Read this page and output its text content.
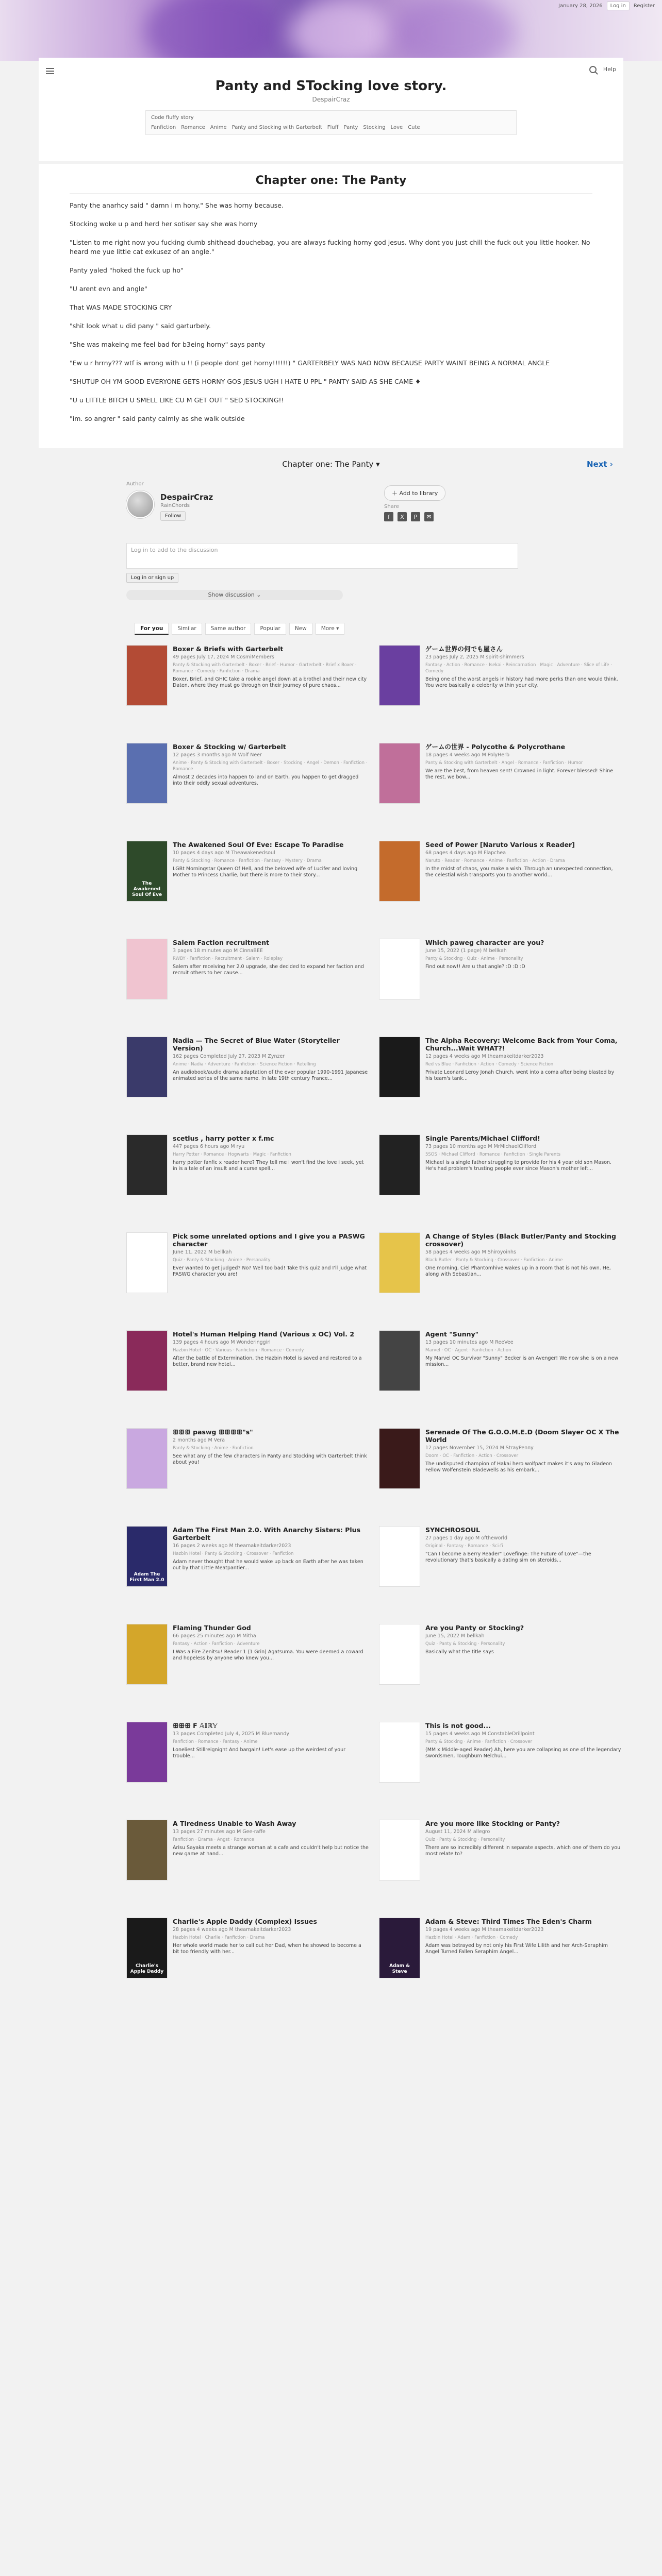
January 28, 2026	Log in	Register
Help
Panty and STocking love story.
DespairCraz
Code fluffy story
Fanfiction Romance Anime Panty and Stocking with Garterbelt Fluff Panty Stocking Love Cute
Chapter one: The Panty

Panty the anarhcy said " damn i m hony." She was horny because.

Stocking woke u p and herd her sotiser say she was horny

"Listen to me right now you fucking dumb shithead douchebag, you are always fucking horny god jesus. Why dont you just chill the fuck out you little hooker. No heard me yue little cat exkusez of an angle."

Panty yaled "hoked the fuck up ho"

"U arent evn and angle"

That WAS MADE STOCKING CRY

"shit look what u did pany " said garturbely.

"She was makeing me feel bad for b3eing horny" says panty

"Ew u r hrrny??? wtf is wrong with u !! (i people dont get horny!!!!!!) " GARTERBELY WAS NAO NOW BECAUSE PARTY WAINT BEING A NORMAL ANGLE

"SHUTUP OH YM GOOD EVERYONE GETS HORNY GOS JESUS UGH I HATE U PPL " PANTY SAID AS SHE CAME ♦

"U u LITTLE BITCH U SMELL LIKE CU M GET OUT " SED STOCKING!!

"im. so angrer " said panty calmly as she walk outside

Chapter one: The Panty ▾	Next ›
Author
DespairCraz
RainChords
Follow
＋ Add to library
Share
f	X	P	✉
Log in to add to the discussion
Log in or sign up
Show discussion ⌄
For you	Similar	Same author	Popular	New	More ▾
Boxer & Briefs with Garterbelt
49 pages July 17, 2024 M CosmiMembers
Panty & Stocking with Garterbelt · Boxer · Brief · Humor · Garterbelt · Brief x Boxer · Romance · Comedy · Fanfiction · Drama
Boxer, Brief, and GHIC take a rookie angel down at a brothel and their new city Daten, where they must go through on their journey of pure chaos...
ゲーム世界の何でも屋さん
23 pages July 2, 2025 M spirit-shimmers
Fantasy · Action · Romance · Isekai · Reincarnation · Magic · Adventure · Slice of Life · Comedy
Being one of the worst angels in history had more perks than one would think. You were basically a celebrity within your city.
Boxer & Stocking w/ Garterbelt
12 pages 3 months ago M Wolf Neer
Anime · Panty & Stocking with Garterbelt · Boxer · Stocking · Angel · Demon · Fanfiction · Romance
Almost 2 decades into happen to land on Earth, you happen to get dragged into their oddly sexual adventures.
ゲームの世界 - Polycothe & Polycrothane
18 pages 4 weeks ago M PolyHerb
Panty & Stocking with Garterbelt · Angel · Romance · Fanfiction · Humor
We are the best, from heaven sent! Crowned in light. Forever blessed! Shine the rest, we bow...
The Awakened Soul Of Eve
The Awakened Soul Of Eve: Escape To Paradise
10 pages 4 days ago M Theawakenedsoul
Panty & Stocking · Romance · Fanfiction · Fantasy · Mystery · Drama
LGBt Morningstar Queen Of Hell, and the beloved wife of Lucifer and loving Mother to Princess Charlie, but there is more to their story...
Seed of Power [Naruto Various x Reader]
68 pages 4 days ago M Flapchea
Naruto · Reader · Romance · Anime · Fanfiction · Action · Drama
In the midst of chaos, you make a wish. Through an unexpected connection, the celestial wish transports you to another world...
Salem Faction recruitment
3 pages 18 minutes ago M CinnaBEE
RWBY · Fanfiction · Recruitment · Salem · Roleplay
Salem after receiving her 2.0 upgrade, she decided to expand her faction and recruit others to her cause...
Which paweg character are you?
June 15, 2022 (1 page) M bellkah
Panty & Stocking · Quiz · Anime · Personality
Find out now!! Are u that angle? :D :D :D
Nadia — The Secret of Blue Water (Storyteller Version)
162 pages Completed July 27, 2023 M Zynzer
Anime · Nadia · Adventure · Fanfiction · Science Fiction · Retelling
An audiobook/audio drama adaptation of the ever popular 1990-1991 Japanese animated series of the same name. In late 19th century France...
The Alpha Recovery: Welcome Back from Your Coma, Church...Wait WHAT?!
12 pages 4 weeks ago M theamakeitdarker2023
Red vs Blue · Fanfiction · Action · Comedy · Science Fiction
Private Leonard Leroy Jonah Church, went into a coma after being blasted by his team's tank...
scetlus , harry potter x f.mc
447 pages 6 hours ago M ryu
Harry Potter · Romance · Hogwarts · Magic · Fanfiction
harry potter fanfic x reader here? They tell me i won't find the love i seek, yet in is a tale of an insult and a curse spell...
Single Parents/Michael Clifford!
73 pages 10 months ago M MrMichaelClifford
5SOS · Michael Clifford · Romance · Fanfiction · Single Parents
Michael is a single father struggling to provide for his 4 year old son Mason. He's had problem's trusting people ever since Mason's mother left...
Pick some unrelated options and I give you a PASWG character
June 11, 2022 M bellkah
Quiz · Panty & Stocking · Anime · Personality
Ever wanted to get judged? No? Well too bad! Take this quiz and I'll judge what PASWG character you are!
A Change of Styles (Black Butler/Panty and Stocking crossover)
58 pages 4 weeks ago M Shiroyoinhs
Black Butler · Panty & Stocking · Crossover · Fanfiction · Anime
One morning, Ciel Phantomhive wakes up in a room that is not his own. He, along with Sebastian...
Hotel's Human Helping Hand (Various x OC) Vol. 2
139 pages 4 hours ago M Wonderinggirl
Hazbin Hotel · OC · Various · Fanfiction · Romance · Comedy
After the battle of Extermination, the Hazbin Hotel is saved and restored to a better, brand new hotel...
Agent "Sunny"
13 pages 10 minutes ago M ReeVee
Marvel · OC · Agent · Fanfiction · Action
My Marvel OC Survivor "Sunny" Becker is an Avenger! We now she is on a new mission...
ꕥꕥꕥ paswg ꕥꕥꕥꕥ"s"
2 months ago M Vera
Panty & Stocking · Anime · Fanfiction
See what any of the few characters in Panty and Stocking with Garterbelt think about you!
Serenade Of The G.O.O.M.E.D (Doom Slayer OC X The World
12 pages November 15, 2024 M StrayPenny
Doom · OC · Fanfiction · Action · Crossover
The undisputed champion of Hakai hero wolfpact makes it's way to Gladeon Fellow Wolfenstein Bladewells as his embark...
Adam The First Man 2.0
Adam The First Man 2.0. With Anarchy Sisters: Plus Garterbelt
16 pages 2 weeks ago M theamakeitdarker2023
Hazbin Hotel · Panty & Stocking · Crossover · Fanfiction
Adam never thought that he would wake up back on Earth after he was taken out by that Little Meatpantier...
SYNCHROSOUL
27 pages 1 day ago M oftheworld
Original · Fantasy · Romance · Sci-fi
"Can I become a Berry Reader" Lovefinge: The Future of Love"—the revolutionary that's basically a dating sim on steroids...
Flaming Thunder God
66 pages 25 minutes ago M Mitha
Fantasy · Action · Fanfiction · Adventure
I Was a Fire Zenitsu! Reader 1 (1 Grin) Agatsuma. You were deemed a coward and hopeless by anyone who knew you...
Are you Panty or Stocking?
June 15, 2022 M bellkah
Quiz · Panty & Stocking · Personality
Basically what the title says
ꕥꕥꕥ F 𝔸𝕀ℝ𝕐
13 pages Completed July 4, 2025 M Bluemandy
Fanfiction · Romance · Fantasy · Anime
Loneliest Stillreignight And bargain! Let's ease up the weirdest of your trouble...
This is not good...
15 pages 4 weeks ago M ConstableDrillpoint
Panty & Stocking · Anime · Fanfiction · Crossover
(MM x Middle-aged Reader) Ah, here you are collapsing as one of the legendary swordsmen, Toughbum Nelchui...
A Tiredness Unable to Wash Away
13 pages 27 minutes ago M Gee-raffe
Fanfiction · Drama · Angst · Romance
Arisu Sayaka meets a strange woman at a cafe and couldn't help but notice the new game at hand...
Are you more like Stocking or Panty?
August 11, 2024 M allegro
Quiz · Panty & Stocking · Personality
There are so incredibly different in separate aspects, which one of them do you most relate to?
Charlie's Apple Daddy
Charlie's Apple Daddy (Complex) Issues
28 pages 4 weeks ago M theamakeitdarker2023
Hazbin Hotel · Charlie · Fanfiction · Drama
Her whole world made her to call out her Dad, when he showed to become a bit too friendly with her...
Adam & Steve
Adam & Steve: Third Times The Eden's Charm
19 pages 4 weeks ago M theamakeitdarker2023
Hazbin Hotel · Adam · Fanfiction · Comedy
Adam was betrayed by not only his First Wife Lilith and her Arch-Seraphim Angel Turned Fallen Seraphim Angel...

━━━━━━━━━━━━━━━━━━━━

Aim of the exercise → Some lines of the data above may hold the word "days"; report how many do, and nothing else.

Output for this exercise → 2